Stored items from a collection:
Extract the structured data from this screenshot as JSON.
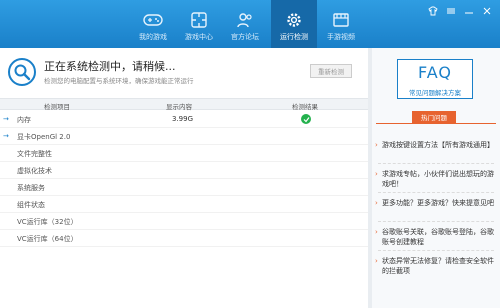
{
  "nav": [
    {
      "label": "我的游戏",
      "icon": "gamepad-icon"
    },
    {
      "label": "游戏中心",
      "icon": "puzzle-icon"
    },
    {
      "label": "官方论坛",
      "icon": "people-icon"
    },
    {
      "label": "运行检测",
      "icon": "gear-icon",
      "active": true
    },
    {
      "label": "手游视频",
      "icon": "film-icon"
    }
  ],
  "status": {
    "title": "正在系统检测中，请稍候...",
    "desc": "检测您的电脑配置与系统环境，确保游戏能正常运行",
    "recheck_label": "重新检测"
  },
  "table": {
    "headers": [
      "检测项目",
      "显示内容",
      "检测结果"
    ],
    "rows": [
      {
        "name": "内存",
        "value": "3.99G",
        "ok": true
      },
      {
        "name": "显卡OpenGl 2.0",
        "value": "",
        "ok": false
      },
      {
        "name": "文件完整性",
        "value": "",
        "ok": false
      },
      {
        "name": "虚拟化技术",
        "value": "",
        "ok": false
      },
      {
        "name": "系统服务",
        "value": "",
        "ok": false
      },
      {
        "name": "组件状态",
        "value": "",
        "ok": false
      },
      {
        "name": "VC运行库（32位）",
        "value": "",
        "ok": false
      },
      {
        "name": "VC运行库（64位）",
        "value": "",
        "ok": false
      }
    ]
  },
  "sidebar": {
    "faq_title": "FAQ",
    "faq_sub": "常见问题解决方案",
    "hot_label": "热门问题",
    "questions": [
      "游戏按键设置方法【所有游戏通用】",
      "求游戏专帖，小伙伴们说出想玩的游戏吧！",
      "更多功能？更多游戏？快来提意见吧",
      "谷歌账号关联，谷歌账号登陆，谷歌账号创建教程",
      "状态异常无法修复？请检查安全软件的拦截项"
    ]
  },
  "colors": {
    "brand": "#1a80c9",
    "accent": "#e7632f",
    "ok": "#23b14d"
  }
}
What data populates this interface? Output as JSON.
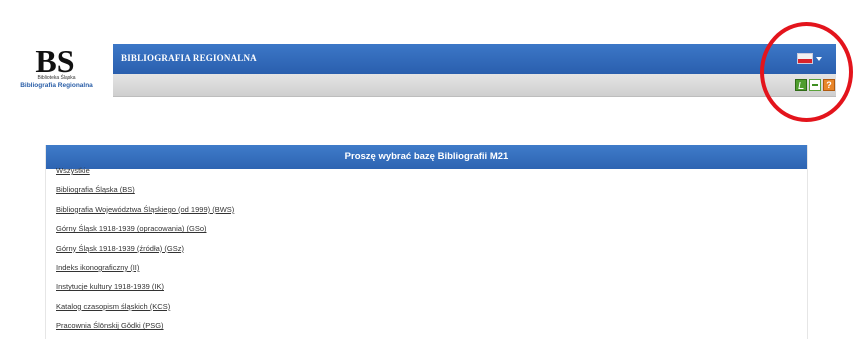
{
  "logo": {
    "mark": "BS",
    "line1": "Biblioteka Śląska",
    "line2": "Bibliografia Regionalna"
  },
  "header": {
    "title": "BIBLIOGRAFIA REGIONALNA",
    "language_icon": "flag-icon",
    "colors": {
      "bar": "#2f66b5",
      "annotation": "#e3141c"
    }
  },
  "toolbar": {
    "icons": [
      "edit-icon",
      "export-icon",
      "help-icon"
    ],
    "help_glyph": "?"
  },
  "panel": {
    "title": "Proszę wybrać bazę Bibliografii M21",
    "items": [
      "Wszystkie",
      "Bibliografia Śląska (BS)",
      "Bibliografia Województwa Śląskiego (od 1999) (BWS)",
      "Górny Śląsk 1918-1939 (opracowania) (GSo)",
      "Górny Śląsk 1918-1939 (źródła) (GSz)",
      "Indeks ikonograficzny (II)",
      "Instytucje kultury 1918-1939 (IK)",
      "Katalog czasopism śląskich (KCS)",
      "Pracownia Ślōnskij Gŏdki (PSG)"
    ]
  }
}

#### DESCRIPTION OF THE TASK
Working from the material above, state how many lines contain "this"; give only the number.

#### COMPLETE RESPONSE
2